> **What you will do**:
Exactly repeat the full listing that follows.

> **Recorded data**:
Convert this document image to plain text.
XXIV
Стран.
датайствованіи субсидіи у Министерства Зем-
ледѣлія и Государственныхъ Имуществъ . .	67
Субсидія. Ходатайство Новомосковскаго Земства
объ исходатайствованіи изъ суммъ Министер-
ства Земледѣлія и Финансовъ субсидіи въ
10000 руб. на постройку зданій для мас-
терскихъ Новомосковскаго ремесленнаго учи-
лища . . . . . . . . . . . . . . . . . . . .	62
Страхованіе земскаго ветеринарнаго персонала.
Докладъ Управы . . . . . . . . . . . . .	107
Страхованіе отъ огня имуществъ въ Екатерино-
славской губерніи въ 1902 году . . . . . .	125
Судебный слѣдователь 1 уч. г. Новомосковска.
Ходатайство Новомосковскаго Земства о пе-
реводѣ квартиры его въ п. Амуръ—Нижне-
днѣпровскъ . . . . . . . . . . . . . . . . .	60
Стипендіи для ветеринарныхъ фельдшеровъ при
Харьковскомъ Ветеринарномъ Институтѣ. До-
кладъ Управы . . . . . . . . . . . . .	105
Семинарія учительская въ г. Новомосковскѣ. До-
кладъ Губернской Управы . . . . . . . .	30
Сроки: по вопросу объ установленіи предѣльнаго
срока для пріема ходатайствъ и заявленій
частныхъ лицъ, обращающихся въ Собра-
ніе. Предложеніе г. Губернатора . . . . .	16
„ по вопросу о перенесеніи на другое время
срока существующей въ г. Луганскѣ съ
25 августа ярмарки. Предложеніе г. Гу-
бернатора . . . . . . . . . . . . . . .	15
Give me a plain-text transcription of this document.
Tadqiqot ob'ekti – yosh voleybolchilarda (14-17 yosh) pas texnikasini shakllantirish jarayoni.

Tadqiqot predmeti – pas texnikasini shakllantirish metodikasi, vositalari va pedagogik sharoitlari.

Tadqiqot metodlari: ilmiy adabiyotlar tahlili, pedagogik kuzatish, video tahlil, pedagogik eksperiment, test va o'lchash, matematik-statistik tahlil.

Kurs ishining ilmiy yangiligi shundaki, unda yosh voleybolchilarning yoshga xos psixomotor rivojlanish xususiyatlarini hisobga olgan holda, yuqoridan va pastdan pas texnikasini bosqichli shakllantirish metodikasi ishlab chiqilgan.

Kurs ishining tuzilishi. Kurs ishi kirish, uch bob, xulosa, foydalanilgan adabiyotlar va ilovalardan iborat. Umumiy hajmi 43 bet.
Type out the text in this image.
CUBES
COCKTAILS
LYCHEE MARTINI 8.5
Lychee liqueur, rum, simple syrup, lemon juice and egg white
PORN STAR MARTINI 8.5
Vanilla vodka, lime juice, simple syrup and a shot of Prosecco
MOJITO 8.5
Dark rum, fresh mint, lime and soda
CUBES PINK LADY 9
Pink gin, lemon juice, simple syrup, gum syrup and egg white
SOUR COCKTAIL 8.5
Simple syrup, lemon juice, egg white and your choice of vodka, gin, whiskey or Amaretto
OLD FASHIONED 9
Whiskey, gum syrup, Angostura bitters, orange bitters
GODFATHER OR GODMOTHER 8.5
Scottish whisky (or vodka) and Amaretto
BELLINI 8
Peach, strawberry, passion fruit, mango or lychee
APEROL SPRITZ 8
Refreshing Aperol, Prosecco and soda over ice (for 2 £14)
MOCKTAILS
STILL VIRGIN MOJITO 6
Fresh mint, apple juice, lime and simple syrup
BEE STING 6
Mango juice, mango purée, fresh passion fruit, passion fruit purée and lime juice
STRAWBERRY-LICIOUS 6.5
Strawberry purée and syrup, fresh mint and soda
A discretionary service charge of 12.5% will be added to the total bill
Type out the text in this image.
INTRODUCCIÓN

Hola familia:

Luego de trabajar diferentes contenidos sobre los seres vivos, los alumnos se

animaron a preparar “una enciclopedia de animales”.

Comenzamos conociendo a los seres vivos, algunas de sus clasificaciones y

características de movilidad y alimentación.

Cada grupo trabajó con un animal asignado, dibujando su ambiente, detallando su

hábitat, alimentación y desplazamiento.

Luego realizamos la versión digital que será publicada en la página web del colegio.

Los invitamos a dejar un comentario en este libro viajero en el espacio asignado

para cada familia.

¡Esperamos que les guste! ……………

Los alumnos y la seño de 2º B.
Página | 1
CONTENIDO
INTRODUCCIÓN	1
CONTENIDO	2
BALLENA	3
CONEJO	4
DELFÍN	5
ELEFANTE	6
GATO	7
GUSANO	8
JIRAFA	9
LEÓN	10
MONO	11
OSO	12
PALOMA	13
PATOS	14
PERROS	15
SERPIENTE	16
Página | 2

> **Written solution**:
Convert this document image to plain text.
XXIV
Стран.
датайствованіи субсидіи у Министерства Зем-
ледѣлія и Государственныхъ Имуществъ . .	67
Субсидія. Ходатайство Новомосковскаго Земства
объ исходатайствованіи изъ суммъ Министер-
ства Земледѣлія и Финансовъ субсидіи въ
10000 руб. на постройку зданій для мас-
терскихъ Новомосковскаго ремесленнаго учи-
лища . . . . . . . . . . . . . . . . . . . .	62
Страхованіе земскаго ветеринарнаго персонала.
Докладъ Управы . . . . . . . . . . . . .	107
Страхованіе отъ огня имуществъ въ Екатерино-
славской губерніи въ 1902 году . . . . . .	125
Судебный слѣдователь 1 уч. г. Новомосковска.
Ходатайство Новомосковскаго Земства о пе-
реводѣ квартиры его въ п. Амуръ—Нижне-
днѣпровскъ . . . . . . . . . . . . . . . . .	60
Стипендіи для ветеринарныхъ фельдшеровъ при
Харьковскомъ Ветеринарномъ Институтѣ. До-
кладъ Управы . . . . . . . . . . . . .	105
Семинарія учительская въ г. Новомосковскѣ. До-
кладъ Губернской Управы . . . . . . . .	30
Сроки: по вопросу объ установленіи предѣльнаго
срока для пріема ходатайствъ и заявленій
частныхъ лицъ, обращающихся въ Собра-
ніе. Предложеніе г. Губернатора . . . . .	16
„ по вопросу о перенесеніи на другое время
срока существующей въ г. Луганскѣ съ
25 августа ярмарки. Предложеніе г. Гу-
бернатора . . . . . . . . . . . . . . .	15
Give me a plain-text transcription of this document.
Tadqiqot ob'ekti – yosh voleybolchilarda (14-17 yosh) pas texnikasini shakllantirish jarayoni.

Tadqiqot predmeti – pas texnikasini shakllantirish metodikasi, vositalari va pedagogik sharoitlari.

Tadqiqot metodlari: ilmiy adabiyotlar tahlili, pedagogik kuzatish, video tahlil, pedagogik eksperiment, test va o'lchash, matematik-statistik tahlil.

Kurs ishining ilmiy yangiligi shundaki, unda yosh voleybolchilarning yoshga xos psixomotor rivojlanish xususiyatlarini hisobga olgan holda, yuqoridan va pastdan pas texnikasini bosqichli shakllantirish metodikasi ishlab chiqilgan.

Kurs ishining tuzilishi. Kurs ishi kirish, uch bob, xulosa, foydalanilgan adabiyotlar va ilovalardan iborat. Umumiy hajmi 43 bet.
Type out the text in this image.
CUBES
COCKTAILS
LYCHEE MARTINI 8.5
Lychee liqueur, rum, simple syrup, lemon juice and egg white
PORN STAR MARTINI 8.5
Vanilla vodka, lime juice, simple syrup and a shot of Prosecco
MOJITO 8.5
Dark rum, fresh mint, lime and soda
CUBES PINK LADY 9
Pink gin, lemon juice, simple syrup, gum syrup and egg white
SOUR COCKTAIL 8.5
Simple syrup, lemon juice, egg white and your choice of vodka, gin, whiskey or Amaretto
OLD FASHIONED 9
Whiskey, gum syrup, Angostura bitters, orange bitters
GODFATHER OR GODMOTHER 8.5
Scottish whisky (or vodka) and Amaretto
BELLINI 8
Peach, strawberry, passion fruit, mango or lychee
APEROL SPRITZ 8
Refreshing Aperol, Prosecco and soda over ice (for 2 £14)
MOCKTAILS
STILL VIRGIN MOJITO 6
Fresh mint, apple juice, lime and simple syrup
BEE STING 6
Mango juice, mango purée, fresh passion fruit, passion fruit purée and lime juice
STRAWBERRY-LICIOUS 6.5
Strawberry purée and syrup, fresh mint and soda
A discretionary service charge of 12.5% will be added to the total bill
Type out the text in this image.
INTRODUCCIÓN

Hola familia:

Luego de trabajar diferentes contenidos sobre los seres vivos, los alumnos se

animaron a preparar “una enciclopedia de animales”.

Comenzamos conociendo a los seres vivos, algunas de sus clasificaciones y

características de movilidad y alimentación.

Cada grupo trabajó con un animal asignado, dibujando su ambiente, detallando su

hábitat, alimentación y desplazamiento.

Luego realizamos la versión digital que será publicada en la página web del colegio.

Los invitamos a dejar un comentario en este libro viajero en el espacio asignado

para cada familia.

¡Esperamos que les guste! ……………

Los alumnos y la seño de 2º B.
Página | 1
CONTENIDO
INTRODUCCIÓN	1
CONTENIDO	2
BALLENA	3
CONEJO	4
DELFÍN	5
ELEFANTE	6
GATO	7
GUSANO	8
JIRAFA	9
LEÓN	10
MONO	11
OSO	12
PALOMA	13
PATOS	14
PERROS	15
SERPIENTE	16
Página | 2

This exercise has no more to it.